== GIVEN DATA ==
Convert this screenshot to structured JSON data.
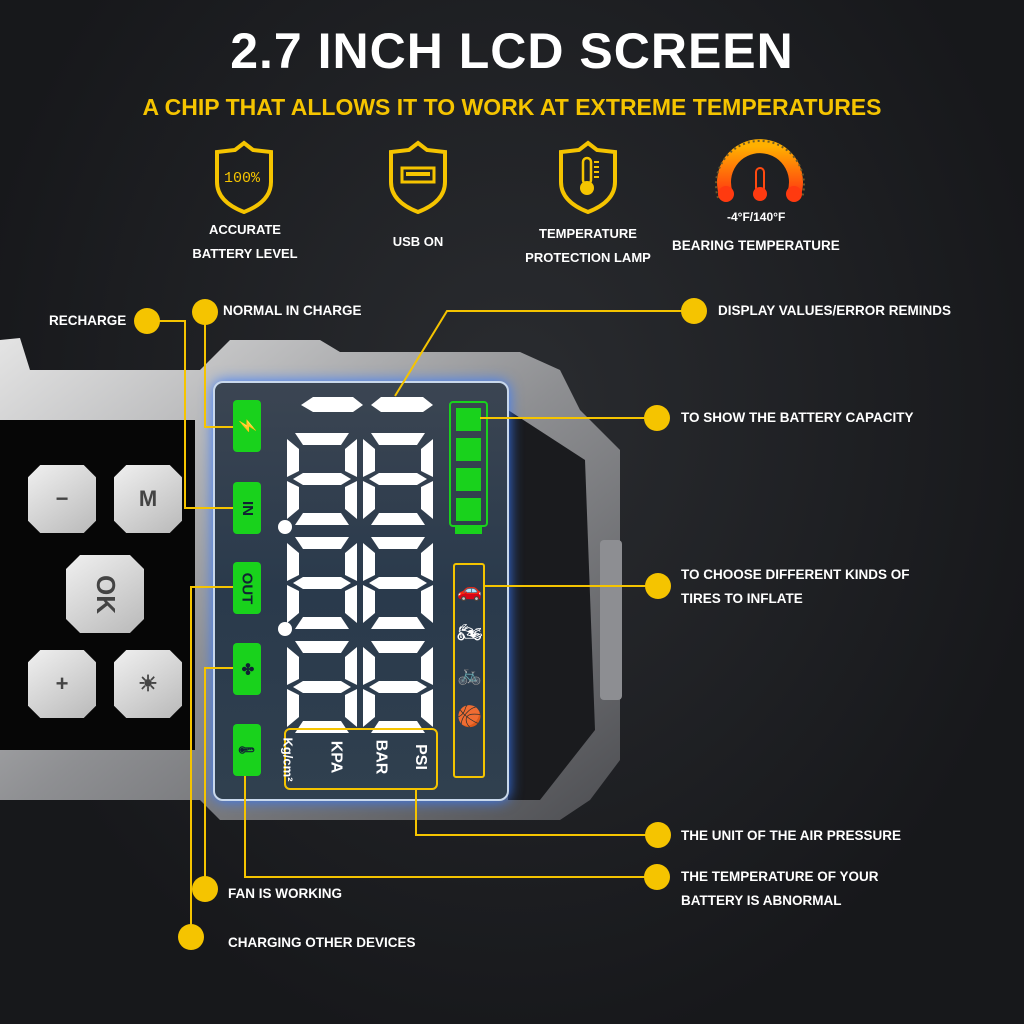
{
  "title": "2.7 INCH LCD SCREEN",
  "subtitle": "A CHIP THAT ALLOWS IT TO WORK AT EXTREME TEMPERATURES",
  "features": [
    {
      "icon": "battery-percent-shield-icon",
      "line1": "ACCURATE",
      "line2": "BATTERY LEVEL",
      "icon_text": "100%"
    },
    {
      "icon": "usb-shield-icon",
      "line1": "USB ON",
      "line2": ""
    },
    {
      "icon": "thermometer-shield-icon",
      "line1": "TEMPERATURE",
      "line2": "PROTECTION LAMP"
    },
    {
      "icon": "temperature-gauge-icon",
      "line1": "BEARING TEMPERATURE",
      "range": "-4°F/140°F"
    }
  ],
  "callouts": {
    "recharge": "RECHARGE",
    "normal_in_charge": "NORMAL IN CHARGE",
    "display_values": "DISPLAY VALUES/ERROR REMINDS",
    "battery_capacity": "TO SHOW THE BATTERY CAPACITY",
    "tires_line1": "TO CHOOSE DIFFERENT KINDS OF",
    "tires_line2": "TIRES TO INFLATE",
    "air_pressure": "THE UNIT OF THE AIR PRESSURE",
    "temp_line1": "THE TEMPERATURE OF YOUR",
    "temp_line2": "BATTERY IS ABNORMAL",
    "fan": "FAN IS WORKING",
    "charging_other": "CHARGING OTHER DEVICES"
  },
  "device": {
    "buttons": {
      "minus": "−",
      "mode": "M",
      "ok": "OK",
      "plus": "+",
      "light": "☀"
    },
    "indicators": {
      "in": "IN",
      "out": "OUT"
    },
    "units": [
      "PSI",
      "BAR",
      "KPA",
      "Kg/cm²"
    ],
    "battery_bars": 4
  },
  "colors": {
    "accent": "#f5c400",
    "indicator_green": "#19d21c"
  }
}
===
▶ _REQUIRED WORK_
Where a line contains the string "shield", extract that line.

▶ _CORRECT OUTPUT_
      "icon": "battery-percent-shield-icon",
      "icon": "usb-shield-icon",
      "icon": "thermometer-shield-icon",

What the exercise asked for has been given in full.